═══ RECORD EXCERPTS

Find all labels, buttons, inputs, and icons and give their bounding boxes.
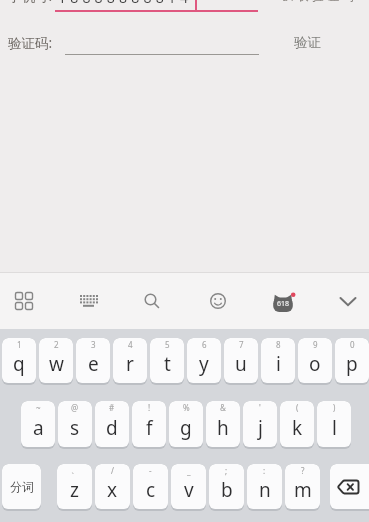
staticText: - bbox=[149, 465, 152, 476]
staticText: ? bbox=[301, 465, 305, 476]
button[interactable]: 5 bbox=[150, 338, 184, 385]
staticText: t bbox=[164, 351, 171, 377]
button[interactable]: 9 bbox=[298, 338, 332, 385]
staticText: i bbox=[276, 351, 281, 377]
staticText: ) bbox=[333, 402, 336, 413]
staticText: / bbox=[111, 465, 114, 476]
staticText: _ bbox=[187, 465, 191, 476]
staticText: e bbox=[88, 351, 99, 377]
staticText: g bbox=[180, 415, 192, 441]
staticText: o bbox=[309, 351, 321, 377]
button[interactable]: 7 bbox=[224, 338, 258, 385]
button[interactable]: : bbox=[247, 464, 282, 511]
staticText: k bbox=[292, 415, 303, 441]
button[interactable]: 1 bbox=[2, 338, 36, 385]
staticText: 8 bbox=[276, 339, 281, 350]
button[interactable]: 0 bbox=[335, 338, 369, 385]
button[interactable]: 获取验证码 bbox=[280, 0, 355, 3]
staticText: h bbox=[217, 415, 229, 441]
button[interactable]: ? bbox=[285, 464, 320, 511]
staticText: v bbox=[184, 477, 194, 503]
staticText: : bbox=[263, 465, 266, 476]
button[interactable]: ! bbox=[132, 401, 166, 449]
button[interactable]: / bbox=[95, 464, 130, 511]
staticText: s bbox=[70, 415, 80, 441]
button[interactable]: 2 bbox=[39, 338, 73, 385]
staticText: 2 bbox=[54, 339, 59, 350]
button[interactable]: # bbox=[95, 401, 129, 449]
button[interactable]: % bbox=[169, 401, 203, 449]
button[interactable] bbox=[68, 281, 108, 321]
staticText: q bbox=[13, 351, 25, 377]
staticText: n bbox=[259, 477, 271, 503]
staticText: 618 bbox=[277, 299, 290, 309]
button[interactable]: - bbox=[133, 464, 168, 511]
button[interactable]: 6 bbox=[187, 338, 221, 385]
button[interactable] bbox=[330, 464, 369, 511]
button[interactable]: _ bbox=[171, 464, 206, 511]
staticText: d bbox=[106, 415, 118, 441]
staticText: l bbox=[332, 415, 337, 441]
staticText: @ bbox=[71, 402, 79, 413]
staticText: & bbox=[220, 402, 226, 413]
staticText: 9 bbox=[313, 339, 318, 350]
button[interactable]: 、 bbox=[57, 464, 92, 511]
button[interactable] bbox=[328, 281, 368, 321]
staticText: p bbox=[346, 351, 358, 377]
button[interactable]: & bbox=[206, 401, 240, 449]
staticText: m bbox=[294, 477, 312, 503]
button[interactable]: 验证 bbox=[294, 34, 321, 51]
staticText: ! bbox=[148, 402, 151, 413]
staticText: a bbox=[33, 415, 44, 441]
staticText: ' bbox=[259, 402, 261, 413]
staticText: f bbox=[146, 415, 153, 441]
staticText: c bbox=[146, 477, 156, 503]
staticText: u bbox=[235, 351, 247, 377]
button[interactable]: 8 bbox=[261, 338, 295, 385]
button[interactable]: 分词 bbox=[2, 464, 41, 511]
staticText: r bbox=[126, 351, 134, 377]
staticText: x bbox=[107, 477, 118, 503]
button[interactable]: 4 bbox=[113, 338, 147, 385]
staticText: 6 bbox=[202, 339, 207, 350]
staticText: 5 bbox=[165, 339, 170, 350]
button[interactable] bbox=[4, 281, 44, 321]
staticText: 4 bbox=[128, 339, 133, 350]
button[interactable] bbox=[198, 281, 238, 321]
staticText: 1 bbox=[17, 339, 22, 350]
staticText: z bbox=[70, 477, 79, 503]
staticText: 7 bbox=[239, 339, 244, 350]
button[interactable] bbox=[132, 281, 172, 321]
button[interactable] bbox=[330, 464, 369, 511]
staticText: # bbox=[109, 402, 115, 413]
staticText: ~ bbox=[36, 402, 41, 413]
staticText: 、 bbox=[71, 465, 79, 476]
button[interactable]: 3 bbox=[76, 338, 110, 385]
button[interactable]: 618 bbox=[263, 281, 303, 321]
button[interactable]: @ bbox=[58, 401, 92, 449]
button[interactable]: ' bbox=[243, 401, 277, 449]
staticText: 0 bbox=[350, 339, 355, 350]
staticText: ; bbox=[225, 465, 228, 476]
staticText: j bbox=[258, 415, 263, 441]
button[interactable]: ~ bbox=[21, 401, 55, 449]
staticText: % bbox=[183, 402, 190, 413]
button[interactable]: ) bbox=[317, 401, 351, 449]
staticText: 验证码: bbox=[8, 34, 53, 52]
staticText: 分词 bbox=[10, 479, 34, 494]
button[interactable]: ; bbox=[209, 464, 244, 511]
staticText: 3 bbox=[91, 339, 96, 350]
staticText: 18888888814 bbox=[58, 0, 193, 7]
staticText: b bbox=[221, 477, 233, 503]
staticText: ( bbox=[296, 402, 299, 413]
staticText: w bbox=[49, 351, 64, 377]
staticText: 手机号: bbox=[8, 0, 53, 5]
button[interactable]: ( bbox=[280, 401, 314, 449]
staticText: y bbox=[199, 351, 209, 377]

══════

[EXERCISE AIM]: Copy out the material above line for line without any alteration, leaving out the picture.

[OUTPUT OF THE TASK]:
Find all labels, buttons, inputs, and icons and give their bounding boxes.
staticText: - bbox=[149, 465, 152, 476]
staticText: ? bbox=[301, 465, 305, 476]
button[interactable]: 5 bbox=[150, 338, 184, 385]
staticText: t bbox=[164, 351, 171, 377]
button[interactable]: 9 bbox=[298, 338, 332, 385]
staticText: i bbox=[276, 351, 281, 377]
staticText: ) bbox=[333, 402, 336, 413]
staticText: / bbox=[111, 465, 114, 476]
staticText: _ bbox=[187, 465, 191, 476]
staticText: e bbox=[88, 351, 99, 377]
staticText: g bbox=[180, 415, 192, 441]
staticText: o bbox=[309, 351, 321, 377]
button[interactable]: 7 bbox=[224, 338, 258, 385]
button[interactable]: : bbox=[247, 464, 282, 511]
staticText: k bbox=[292, 415, 303, 441]
button[interactable]: 1 bbox=[2, 338, 36, 385]
staticText: 8 bbox=[276, 339, 281, 350]
button[interactable]: 0 bbox=[335, 338, 369, 385]
button[interactable]: 获取验证码 bbox=[280, 0, 355, 3]
staticText: h bbox=[217, 415, 229, 441]
button[interactable]: ? bbox=[285, 464, 320, 511]
staticText: v bbox=[184, 477, 194, 503]
staticText: : bbox=[263, 465, 266, 476]
button[interactable]: ! bbox=[132, 401, 166, 449]
button[interactable]: / bbox=[95, 464, 130, 511]
staticText: s bbox=[70, 415, 80, 441]
button[interactable]: 2 bbox=[39, 338, 73, 385]
staticText: 2 bbox=[54, 339, 59, 350]
button[interactable]: # bbox=[95, 401, 129, 449]
button[interactable]: % bbox=[169, 401, 203, 449]
button[interactable] bbox=[68, 281, 108, 321]
staticText: q bbox=[13, 351, 25, 377]
staticText: n bbox=[259, 477, 271, 503]
staticText: 618 bbox=[277, 299, 290, 309]
button[interactable]: - bbox=[133, 464, 168, 511]
button[interactable]: 6 bbox=[187, 338, 221, 385]
button[interactable] bbox=[330, 464, 369, 511]
button[interactable]: _ bbox=[171, 464, 206, 511]
staticText: d bbox=[106, 415, 118, 441]
staticText: l bbox=[332, 415, 337, 441]
staticText: @ bbox=[71, 402, 79, 413]
staticText: & bbox=[220, 402, 226, 413]
staticText: 9 bbox=[313, 339, 318, 350]
button[interactable]: 、 bbox=[57, 464, 92, 511]
button[interactable] bbox=[328, 281, 368, 321]
staticText: p bbox=[346, 351, 358, 377]
button[interactable]: & bbox=[206, 401, 240, 449]
staticText: m bbox=[294, 477, 312, 503]
button[interactable]: 验证 bbox=[294, 34, 321, 51]
staticText: ! bbox=[148, 402, 151, 413]
staticText: a bbox=[33, 415, 44, 441]
staticText: ' bbox=[259, 402, 261, 413]
staticText: f bbox=[146, 415, 153, 441]
staticText: c bbox=[146, 477, 156, 503]
staticText: u bbox=[235, 351, 247, 377]
button[interactable]: 8 bbox=[261, 338, 295, 385]
button[interactable]: 分词 bbox=[2, 464, 41, 511]
staticText: r bbox=[126, 351, 134, 377]
staticText: x bbox=[107, 477, 118, 503]
button[interactable]: 4 bbox=[113, 338, 147, 385]
staticText: 6 bbox=[202, 339, 207, 350]
staticText: 5 bbox=[165, 339, 170, 350]
button[interactable] bbox=[4, 281, 44, 321]
staticText: 4 bbox=[128, 339, 133, 350]
button[interactable] bbox=[198, 281, 238, 321]
staticText: 1 bbox=[17, 339, 22, 350]
staticText: z bbox=[70, 477, 79, 503]
staticText: 7 bbox=[239, 339, 244, 350]
button[interactable] bbox=[132, 281, 172, 321]
button[interactable] bbox=[330, 464, 369, 511]
staticText: # bbox=[109, 402, 115, 413]
staticText: ~ bbox=[36, 402, 41, 413]
staticText: 、 bbox=[71, 465, 79, 476]
button[interactable]: 3 bbox=[76, 338, 110, 385]
button[interactable]: 618 bbox=[263, 281, 303, 321]
button[interactable]: @ bbox=[58, 401, 92, 449]
button[interactable]: ' bbox=[243, 401, 277, 449]
staticText: 0 bbox=[350, 339, 355, 350]
staticText: ; bbox=[225, 465, 228, 476]
staticText: j bbox=[258, 415, 263, 441]
button[interactable]: ~ bbox=[21, 401, 55, 449]
staticText: % bbox=[183, 402, 190, 413]
button[interactable]: ) bbox=[317, 401, 351, 449]
staticText: 验证码: bbox=[8, 34, 53, 52]
staticText: 分词 bbox=[10, 479, 34, 494]
button[interactable]: ; bbox=[209, 464, 244, 511]
staticText: 3 bbox=[91, 339, 96, 350]
staticText: 18888888814 bbox=[58, 0, 193, 7]
staticText: b bbox=[221, 477, 233, 503]
staticText: ( bbox=[296, 402, 299, 413]
staticText: w bbox=[49, 351, 64, 377]
staticText: 手机号: bbox=[8, 0, 53, 5]
button[interactable]: ( bbox=[280, 401, 314, 449]
staticText: y bbox=[199, 351, 209, 377]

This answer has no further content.